Task objective: The lines to be copied run from the one containing "Parse this screenshot: output" to the end of the material below; reproduce them exactly, including both ends, and nothing more.

Stored rows:
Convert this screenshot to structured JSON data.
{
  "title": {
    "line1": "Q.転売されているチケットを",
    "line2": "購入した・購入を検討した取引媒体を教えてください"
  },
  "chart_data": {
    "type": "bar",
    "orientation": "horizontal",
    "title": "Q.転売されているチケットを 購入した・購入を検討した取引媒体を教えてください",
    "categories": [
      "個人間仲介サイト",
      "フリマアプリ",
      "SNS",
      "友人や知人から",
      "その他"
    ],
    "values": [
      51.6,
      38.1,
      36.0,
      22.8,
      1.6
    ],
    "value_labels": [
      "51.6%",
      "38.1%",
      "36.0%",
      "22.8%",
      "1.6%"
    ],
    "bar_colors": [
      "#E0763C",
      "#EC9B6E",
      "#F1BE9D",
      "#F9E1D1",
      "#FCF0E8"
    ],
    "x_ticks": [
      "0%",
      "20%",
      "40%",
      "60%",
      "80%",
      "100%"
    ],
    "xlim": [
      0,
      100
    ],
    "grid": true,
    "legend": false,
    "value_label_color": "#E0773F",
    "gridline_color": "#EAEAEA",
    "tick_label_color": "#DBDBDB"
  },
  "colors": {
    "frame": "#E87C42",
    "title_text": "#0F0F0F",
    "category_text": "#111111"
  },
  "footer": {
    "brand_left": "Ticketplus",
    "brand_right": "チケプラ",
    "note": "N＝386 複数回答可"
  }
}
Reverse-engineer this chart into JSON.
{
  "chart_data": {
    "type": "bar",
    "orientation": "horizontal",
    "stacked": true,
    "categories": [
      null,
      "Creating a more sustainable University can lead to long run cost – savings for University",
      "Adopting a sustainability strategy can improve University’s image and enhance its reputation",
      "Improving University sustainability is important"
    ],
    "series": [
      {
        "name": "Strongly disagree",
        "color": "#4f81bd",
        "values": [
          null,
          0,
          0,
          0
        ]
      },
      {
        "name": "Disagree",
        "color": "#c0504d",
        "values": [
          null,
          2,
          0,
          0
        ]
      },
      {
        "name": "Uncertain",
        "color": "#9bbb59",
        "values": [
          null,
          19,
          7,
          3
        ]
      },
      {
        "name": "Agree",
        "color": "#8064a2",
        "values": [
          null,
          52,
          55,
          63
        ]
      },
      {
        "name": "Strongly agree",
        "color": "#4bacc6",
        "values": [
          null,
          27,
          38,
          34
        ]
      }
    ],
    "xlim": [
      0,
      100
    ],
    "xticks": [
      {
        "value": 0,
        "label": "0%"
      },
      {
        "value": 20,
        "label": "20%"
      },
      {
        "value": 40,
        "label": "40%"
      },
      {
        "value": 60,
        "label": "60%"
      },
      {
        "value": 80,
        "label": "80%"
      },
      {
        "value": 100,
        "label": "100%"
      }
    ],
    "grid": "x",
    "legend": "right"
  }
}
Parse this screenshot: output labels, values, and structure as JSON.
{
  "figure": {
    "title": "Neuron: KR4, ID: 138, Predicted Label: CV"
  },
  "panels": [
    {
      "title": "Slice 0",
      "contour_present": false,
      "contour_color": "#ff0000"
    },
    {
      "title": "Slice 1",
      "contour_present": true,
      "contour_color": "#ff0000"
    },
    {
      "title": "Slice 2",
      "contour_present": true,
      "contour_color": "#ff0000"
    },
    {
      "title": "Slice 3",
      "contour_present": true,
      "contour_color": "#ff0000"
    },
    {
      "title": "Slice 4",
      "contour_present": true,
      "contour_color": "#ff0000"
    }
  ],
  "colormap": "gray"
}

Solution to the exercise:
Parse this screenshot: output labels, values, and structure as JSON.
{
  "figure": {
    "title": "Neuron: KR4, ID: 138, Predicted Label: CV"
  },
  "panels": [
    {
      "title": "Slice 0",
      "contour_present": false,
      "contour_color": "#ff0000"
    },
    {
      "title": "Slice 1",
      "contour_present": true,
      "contour_color": "#ff0000"
    },
    {
      "title": "Slice 2",
      "contour_present": true,
      "contour_color": "#ff0000"
    },
    {
      "title": "Slice 3",
      "contour_present": true,
      "contour_color": "#ff0000"
    },
    {
      "title": "Slice 4",
      "contour_present": true,
      "contour_color": "#ff0000"
    }
  ],
  "colormap": "gray"
}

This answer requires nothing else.